Tareas:
1) Responde con base en el fragmento:
(a) ¿Quién fundó la ciudad del Cuzco?
(b) ¿En qué año y en qué ciudad se publicó la obra?
(c) ¿A quién iba dirigido el manuscrito?
2) Según el fragmento, ¿por qué los Reyes Incas ennoblecieron el Cuzco con edificios suntuosos y casas reales? Explícalo en una a tres oraciones.
3) Reproduce sin cambios el pasaje del fragmento comprendido entre "Capitulo XX del" y "ciudad de Lisboa.", ambos incluidos.

Fragmento de la página:
________________________________________

Capitulo XX del Libro Tercero, el cual lleva como título: “La descripción del Templo del Sol y sus grandes riquezas”, capitulo contenido en la obra “Comentarios Reales de los Incas”, escrita por el Inca Garcilazo de la Vega, manuscrito dirigido a la excelentísima princesa Doña Catalina, infanta de Portugal, publicada en el año de 1906 en la ciudad de Lisboa.
[…] Uno de los principales ídolos que los Reyes Incas y sus vasallos tuvieron fue la imperial ciudad del Cuzco, que la adoraban los indios como a cosa sagrada, por haberla fundado el primer Inca Manco Cápac y por las innumerables victorias que ella tuvo en las conquistas que hizo y porque era casa y corte de los Incas, sus dioses. De tal manera era su adoración que aun en 162 cosas muy menudas la mostraban, que si dos indios de igual condición se topaban en los caminos, el uno que fuese del Cuzco y el otro que viniese a él, el que iba era respetado y acatado del que venía como superior de inferior, sólo por haber estado e ir de la ciudad, cuanto más si era vecino de ella y mucho más si era natural. Lo mismo era en las semillas y legumbres o cualquiera otra cosa que llevasen del Cuzco a otras partes, que, aunque en la calidad no se aventajase, sólo por ser de aquella ciudad era más estimada que las de otras regiones y provincias. De aquí se sacará lo que habría en cosas mayores. Por tenerla en esta veneración la ennoblecieron aquellos Reyes lo más que pudieron con edificios suntuosos y casas reales que muchos de ellos hicieron para sí, como en la descripción de ella diremos de algunas de las casas. Entre las cuales, y en la que más se esmeraron, fue la casa y templo del Sol, que la adornaron de increíbles riquezas, aumentándolas cada Inca de por sí y aventajándose del pasado. Fueron tan increíbles las grandezas de aquella casa que no me atreviera yo a escribirlas si no las hubieran escrito todos los españoles historiadores del Perú.

________________________________________

Anotaciones de cajas de elementos
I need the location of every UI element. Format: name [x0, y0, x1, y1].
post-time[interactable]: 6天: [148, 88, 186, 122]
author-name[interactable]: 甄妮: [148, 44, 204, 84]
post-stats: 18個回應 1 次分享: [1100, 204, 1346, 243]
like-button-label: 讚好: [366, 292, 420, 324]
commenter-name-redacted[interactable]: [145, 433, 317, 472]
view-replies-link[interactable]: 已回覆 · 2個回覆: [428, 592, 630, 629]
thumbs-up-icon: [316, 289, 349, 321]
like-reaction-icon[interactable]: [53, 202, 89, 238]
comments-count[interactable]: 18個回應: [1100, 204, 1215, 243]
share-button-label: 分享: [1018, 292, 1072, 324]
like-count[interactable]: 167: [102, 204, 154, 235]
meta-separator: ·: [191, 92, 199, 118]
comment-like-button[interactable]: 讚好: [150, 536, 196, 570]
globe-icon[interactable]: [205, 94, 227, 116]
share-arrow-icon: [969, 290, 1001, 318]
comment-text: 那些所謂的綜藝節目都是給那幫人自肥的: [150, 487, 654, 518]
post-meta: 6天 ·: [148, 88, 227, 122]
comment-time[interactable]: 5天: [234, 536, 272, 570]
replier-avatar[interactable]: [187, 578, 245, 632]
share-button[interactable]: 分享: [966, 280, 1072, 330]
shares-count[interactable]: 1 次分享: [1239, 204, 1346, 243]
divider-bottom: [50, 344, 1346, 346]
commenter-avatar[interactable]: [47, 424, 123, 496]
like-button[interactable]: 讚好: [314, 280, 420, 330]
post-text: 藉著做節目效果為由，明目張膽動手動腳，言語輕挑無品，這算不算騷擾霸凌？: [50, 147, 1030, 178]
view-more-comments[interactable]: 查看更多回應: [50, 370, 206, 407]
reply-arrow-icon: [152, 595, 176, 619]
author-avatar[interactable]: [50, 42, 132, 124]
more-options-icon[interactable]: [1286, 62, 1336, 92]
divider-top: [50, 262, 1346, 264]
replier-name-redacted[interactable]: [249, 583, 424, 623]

________________________________________

Las respuestas:
1)
(a) El primer Inca Manco Cápac.
(b) En 1906, en Lisboa.
(c) A la excelentísima princesa Doña Catalina, infanta de Portugal.

2) Lo hicieron porque tenían la ciudad en gran veneración. Los indios la adoraban como cosa sagrada por haberla fundado el primer Inca Manco Cápac, por las innumerables victorias que tuvo en sus conquistas y por ser casa y corte de los Incas.

3)
Capitulo XX del Libro Tercero, el cual lleva como título: “La descripción del Templo del Sol y sus grandes riquezas”, capitulo contenido en la obra “Comentarios Reales de los Incas”, escrita por el Inca Garcilazo de la Vega, manuscrito dirigido a la excelentísima princesa Doña Catalina, infanta de Portugal, publicada en el año de 1906 en la ciudad de Lisboa.